▸ Your goal
Your task is to copy each line that has the word "situation".

▸ Material for this task
####################

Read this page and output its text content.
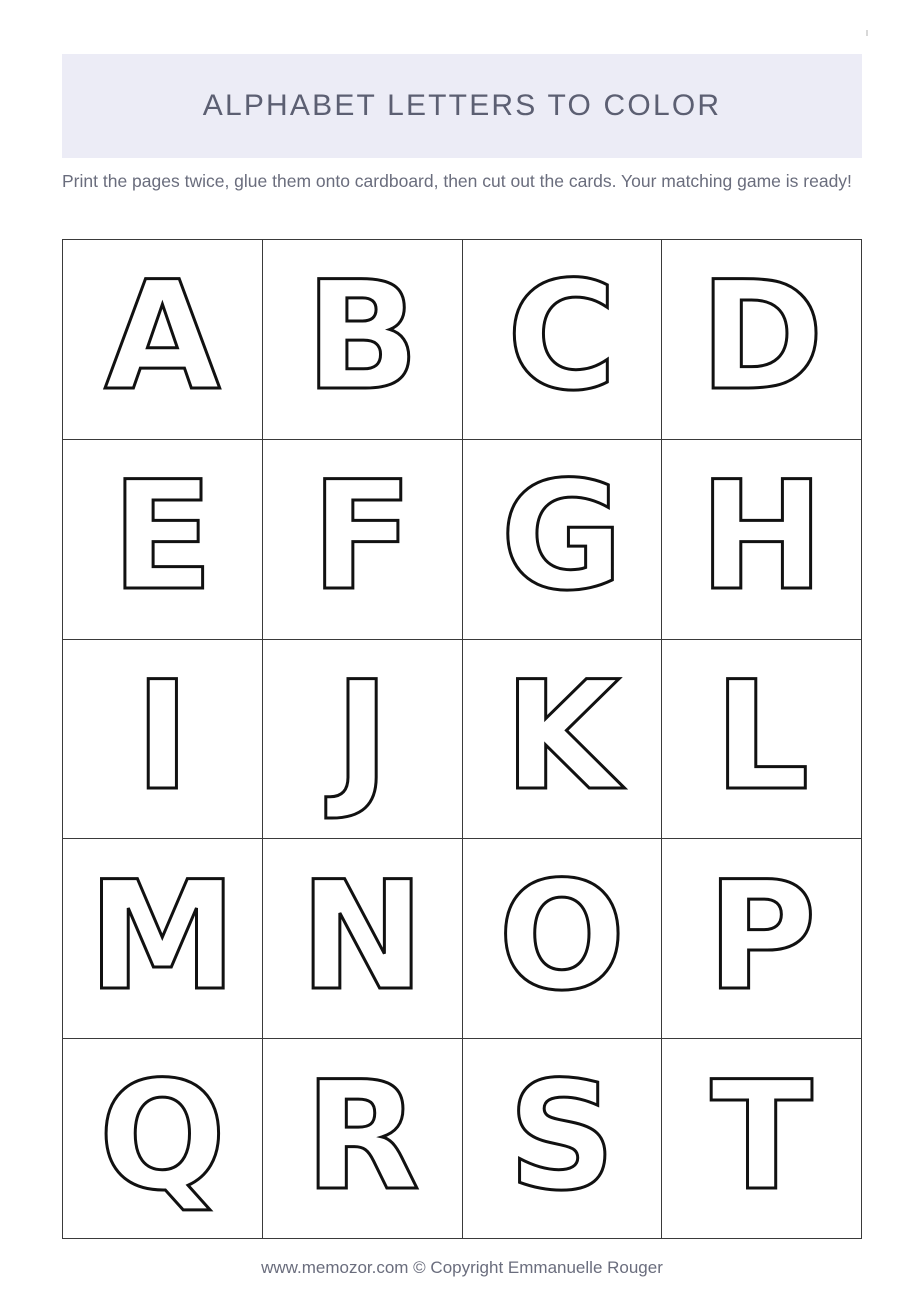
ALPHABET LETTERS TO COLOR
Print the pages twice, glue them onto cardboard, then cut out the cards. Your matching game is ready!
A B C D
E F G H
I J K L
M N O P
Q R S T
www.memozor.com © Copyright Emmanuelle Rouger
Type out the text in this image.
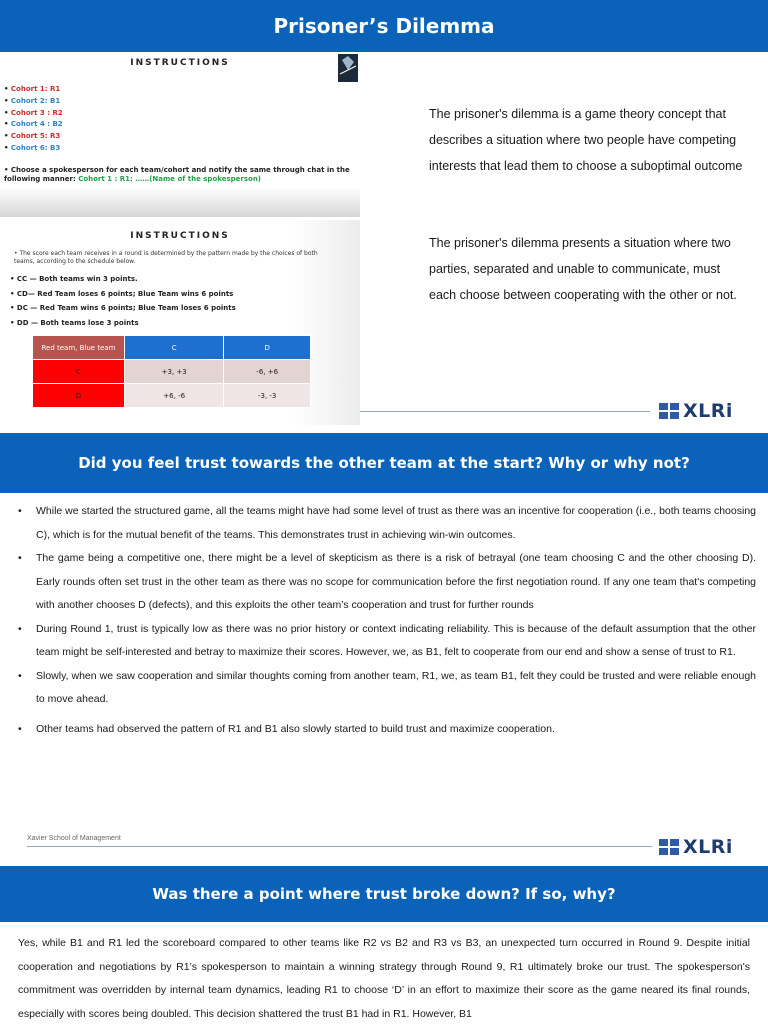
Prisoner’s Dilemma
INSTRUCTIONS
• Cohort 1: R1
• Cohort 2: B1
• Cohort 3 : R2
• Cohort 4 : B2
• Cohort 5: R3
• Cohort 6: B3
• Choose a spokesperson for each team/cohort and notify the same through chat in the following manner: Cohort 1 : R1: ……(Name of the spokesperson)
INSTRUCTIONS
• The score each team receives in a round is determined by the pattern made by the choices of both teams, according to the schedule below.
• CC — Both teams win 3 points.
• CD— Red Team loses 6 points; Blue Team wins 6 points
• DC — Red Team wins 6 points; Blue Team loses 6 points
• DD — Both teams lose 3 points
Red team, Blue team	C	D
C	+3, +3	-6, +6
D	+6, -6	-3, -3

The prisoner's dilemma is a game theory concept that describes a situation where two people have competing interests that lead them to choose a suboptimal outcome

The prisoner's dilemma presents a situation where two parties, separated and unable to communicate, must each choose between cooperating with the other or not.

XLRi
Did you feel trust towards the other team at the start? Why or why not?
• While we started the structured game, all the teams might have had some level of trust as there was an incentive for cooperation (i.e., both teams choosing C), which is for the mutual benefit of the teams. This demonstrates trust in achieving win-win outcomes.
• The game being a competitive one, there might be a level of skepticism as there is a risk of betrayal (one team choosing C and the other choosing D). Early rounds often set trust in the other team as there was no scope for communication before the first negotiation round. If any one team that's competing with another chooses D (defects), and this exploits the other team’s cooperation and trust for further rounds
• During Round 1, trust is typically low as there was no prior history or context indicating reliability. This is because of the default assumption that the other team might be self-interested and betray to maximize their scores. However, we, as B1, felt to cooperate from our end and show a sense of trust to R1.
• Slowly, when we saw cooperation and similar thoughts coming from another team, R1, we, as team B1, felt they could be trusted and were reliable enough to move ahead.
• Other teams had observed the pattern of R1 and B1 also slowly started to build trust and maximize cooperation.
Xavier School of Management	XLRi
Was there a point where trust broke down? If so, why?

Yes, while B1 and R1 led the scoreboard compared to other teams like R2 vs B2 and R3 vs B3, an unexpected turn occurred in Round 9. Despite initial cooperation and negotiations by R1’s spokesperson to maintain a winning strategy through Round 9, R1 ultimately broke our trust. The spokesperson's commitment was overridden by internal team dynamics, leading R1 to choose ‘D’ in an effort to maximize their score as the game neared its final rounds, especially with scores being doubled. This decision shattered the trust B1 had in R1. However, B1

####################

▸ The answer
The prisoner's dilemma is a game theory concept that describes a situation where two people have competing interests that lead them to choose a suboptimal outcome
The prisoner's dilemma presents a situation where two parties, separated and unable to communicate, must each choose between cooperating with the other or not.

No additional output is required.